> [EXERCISE REQUIREMENTS]: The listing below is to be output in its exact form.

Data records:
+===+

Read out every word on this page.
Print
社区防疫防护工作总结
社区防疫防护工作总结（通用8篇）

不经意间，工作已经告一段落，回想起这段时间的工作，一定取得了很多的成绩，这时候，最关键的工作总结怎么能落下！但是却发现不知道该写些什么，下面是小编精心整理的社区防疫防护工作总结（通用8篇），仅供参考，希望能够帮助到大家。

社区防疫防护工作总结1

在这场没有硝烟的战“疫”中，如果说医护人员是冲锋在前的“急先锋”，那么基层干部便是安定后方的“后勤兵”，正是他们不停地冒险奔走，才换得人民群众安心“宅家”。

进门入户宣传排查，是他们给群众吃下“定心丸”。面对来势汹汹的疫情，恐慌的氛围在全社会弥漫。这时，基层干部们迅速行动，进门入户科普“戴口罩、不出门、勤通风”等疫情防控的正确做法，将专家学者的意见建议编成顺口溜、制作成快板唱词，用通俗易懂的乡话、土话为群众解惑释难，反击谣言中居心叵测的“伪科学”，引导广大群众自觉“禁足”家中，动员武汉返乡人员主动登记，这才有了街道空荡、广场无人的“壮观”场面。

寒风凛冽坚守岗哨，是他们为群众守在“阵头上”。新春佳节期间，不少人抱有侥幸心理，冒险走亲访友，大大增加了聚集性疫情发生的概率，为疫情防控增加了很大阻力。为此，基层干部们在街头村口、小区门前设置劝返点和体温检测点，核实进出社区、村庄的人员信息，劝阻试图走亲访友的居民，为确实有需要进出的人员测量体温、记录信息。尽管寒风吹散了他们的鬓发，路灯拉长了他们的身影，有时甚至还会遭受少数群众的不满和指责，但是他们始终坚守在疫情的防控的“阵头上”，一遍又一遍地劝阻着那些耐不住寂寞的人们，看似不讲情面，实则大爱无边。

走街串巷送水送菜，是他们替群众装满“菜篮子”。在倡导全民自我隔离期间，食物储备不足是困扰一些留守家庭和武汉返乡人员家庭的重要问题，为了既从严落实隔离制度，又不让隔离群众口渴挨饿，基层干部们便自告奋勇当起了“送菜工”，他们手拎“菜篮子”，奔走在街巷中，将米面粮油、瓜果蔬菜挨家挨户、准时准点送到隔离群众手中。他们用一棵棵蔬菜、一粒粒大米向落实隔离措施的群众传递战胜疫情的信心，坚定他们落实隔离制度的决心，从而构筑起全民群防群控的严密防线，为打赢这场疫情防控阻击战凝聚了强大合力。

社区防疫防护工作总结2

+===+

> [WRITTEN ANSWER]:
Read out every word on this page.
Print
社区防疫防护工作总结
社区防疫防护工作总结（通用8篇）

不经意间，工作已经告一段落，回想起这段时间的工作，一定取得了很多的成绩，这时候，最关键的工作总结怎么能落下！但是却发现不知道该写些什么，下面是小编精心整理的社区防疫防护工作总结（通用8篇），仅供参考，希望能够帮助到大家。

社区防疫防护工作总结1

在这场没有硝烟的战“疫”中，如果说医护人员是冲锋在前的“急先锋”，那么基层干部便是安定后方的“后勤兵”，正是他们不停地冒险奔走，才换得人民群众安心“宅家”。

进门入户宣传排查，是他们给群众吃下“定心丸”。面对来势汹汹的疫情，恐慌的氛围在全社会弥漫。这时，基层干部们迅速行动，进门入户科普“戴口罩、不出门、勤通风”等疫情防控的正确做法，将专家学者的意见建议编成顺口溜、制作成快板唱词，用通俗易懂的乡话、土话为群众解惑释难，反击谣言中居心叵测的“伪科学”，引导广大群众自觉“禁足”家中，动员武汉返乡人员主动登记，这才有了街道空荡、广场无人的“壮观”场面。

寒风凛冽坚守岗哨，是他们为群众守在“阵头上”。新春佳节期间，不少人抱有侥幸心理，冒险走亲访友，大大增加了聚集性疫情发生的概率，为疫情防控增加了很大阻力。为此，基层干部们在街头村口、小区门前设置劝返点和体温检测点，核实进出社区、村庄的人员信息，劝阻试图走亲访友的居民，为确实有需要进出的人员测量体温、记录信息。尽管寒风吹散了他们的鬓发，路灯拉长了他们的身影，有时甚至还会遭受少数群众的不满和指责，但是他们始终坚守在疫情的防控的“阵头上”，一遍又一遍地劝阻着那些耐不住寂寞的人们，看似不讲情面，实则大爱无边。

走街串巷送水送菜，是他们替群众装满“菜篮子”。在倡导全民自我隔离期间，食物储备不足是困扰一些留守家庭和武汉返乡人员家庭的重要问题，为了既从严落实隔离制度，又不让隔离群众口渴挨饿，基层干部们便自告奋勇当起了“送菜工”，他们手拎“菜篮子”，奔走在街巷中，将米面粮油、瓜果蔬菜挨家挨户、准时准点送到隔离群众手中。他们用一棵棵蔬菜、一粒粒大米向落实隔离措施的群众传递战胜疫情的信心，坚定他们落实隔离制度的决心，从而构筑起全民群防群控的严密防线，为打赢这场疫情防控阻击战凝聚了强大合力。

社区防疫防护工作总结2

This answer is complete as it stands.